(Records)
— Start —

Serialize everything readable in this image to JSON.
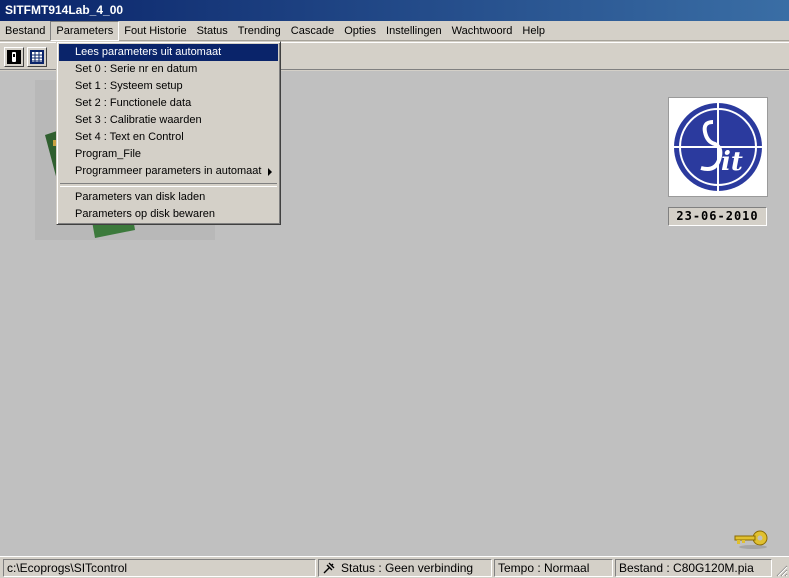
{
  "window": {
    "title": "SITFMT914Lab_4_00"
  },
  "menubar": {
    "items": [
      "Bestand",
      "Parameters",
      "Fout Historie",
      "Status",
      "Trending",
      "Cascade",
      "Opties",
      "Instellingen",
      "Wachtwoord",
      "Help"
    ],
    "open_item": "Parameters"
  },
  "parameters_menu": {
    "items": [
      "Lees parameters uit automaat",
      "Set 0 : Serie nr en datum",
      "Set 1 : Systeem setup",
      "Set 2 : Functionele data",
      "Set 3 : Calibratie waarden",
      "Set 4 : Text en Control",
      "Program_File",
      "Programmeer parameters in automaat",
      "Parameters van disk laden",
      "Parameters op disk bewaren"
    ],
    "highlighted_index": 0,
    "submenu_index": 7
  },
  "toolbar": {
    "icons": [
      "phone-icon",
      "grid-icon"
    ]
  },
  "logo": {
    "text": "Sit",
    "color": "#2b3a9e"
  },
  "date_display": {
    "value": "23-06-2010"
  },
  "statusbar": {
    "path": "c:\\Ecoprogs\\SITcontrol",
    "status": "Status : Geen verbinding",
    "tempo": "Tempo : Normaal",
    "bestand": "Bestand : C80G120M.pia"
  },
  "colors": {
    "title_bar": "#0a246a",
    "menu_highlight": "#0a246a",
    "client_bg": "#c0c0c0",
    "chrome": "#d4d0c8"
  }
}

— End —

=== What you will do ===
Write out the entries above word for word. Do not include the pictures.

=== Exercise solution ===
Serialize everything readable in this image to JSON.
{
  "window": {
    "title": "SITFMT914Lab_4_00"
  },
  "menubar": {
    "items": [
      "Bestand",
      "Parameters",
      "Fout Historie",
      "Status",
      "Trending",
      "Cascade",
      "Opties",
      "Instellingen",
      "Wachtwoord",
      "Help"
    ],
    "open_item": "Parameters"
  },
  "parameters_menu": {
    "items": [
      "Lees parameters uit automaat",
      "Set 0 : Serie nr en datum",
      "Set 1 : Systeem setup",
      "Set 2 : Functionele data",
      "Set 3 : Calibratie waarden",
      "Set 4 : Text en Control",
      "Program_File",
      "Programmeer parameters in automaat",
      "Parameters van disk laden",
      "Parameters op disk bewaren"
    ],
    "highlighted_index": 0,
    "submenu_index": 7
  },
  "toolbar": {
    "icons": [
      "phone-icon",
      "grid-icon"
    ]
  },
  "logo": {
    "text": "Sit",
    "color": "#2b3a9e"
  },
  "date_display": {
    "value": "23-06-2010"
  },
  "statusbar": {
    "path": "c:\\Ecoprogs\\SITcontrol",
    "status": "Status : Geen verbinding",
    "tempo": "Tempo : Normaal",
    "bestand": "Bestand : C80G120M.pia"
  },
  "colors": {
    "title_bar": "#0a246a",
    "menu_highlight": "#0a246a",
    "client_bg": "#c0c0c0",
    "chrome": "#d4d0c8"
  }
}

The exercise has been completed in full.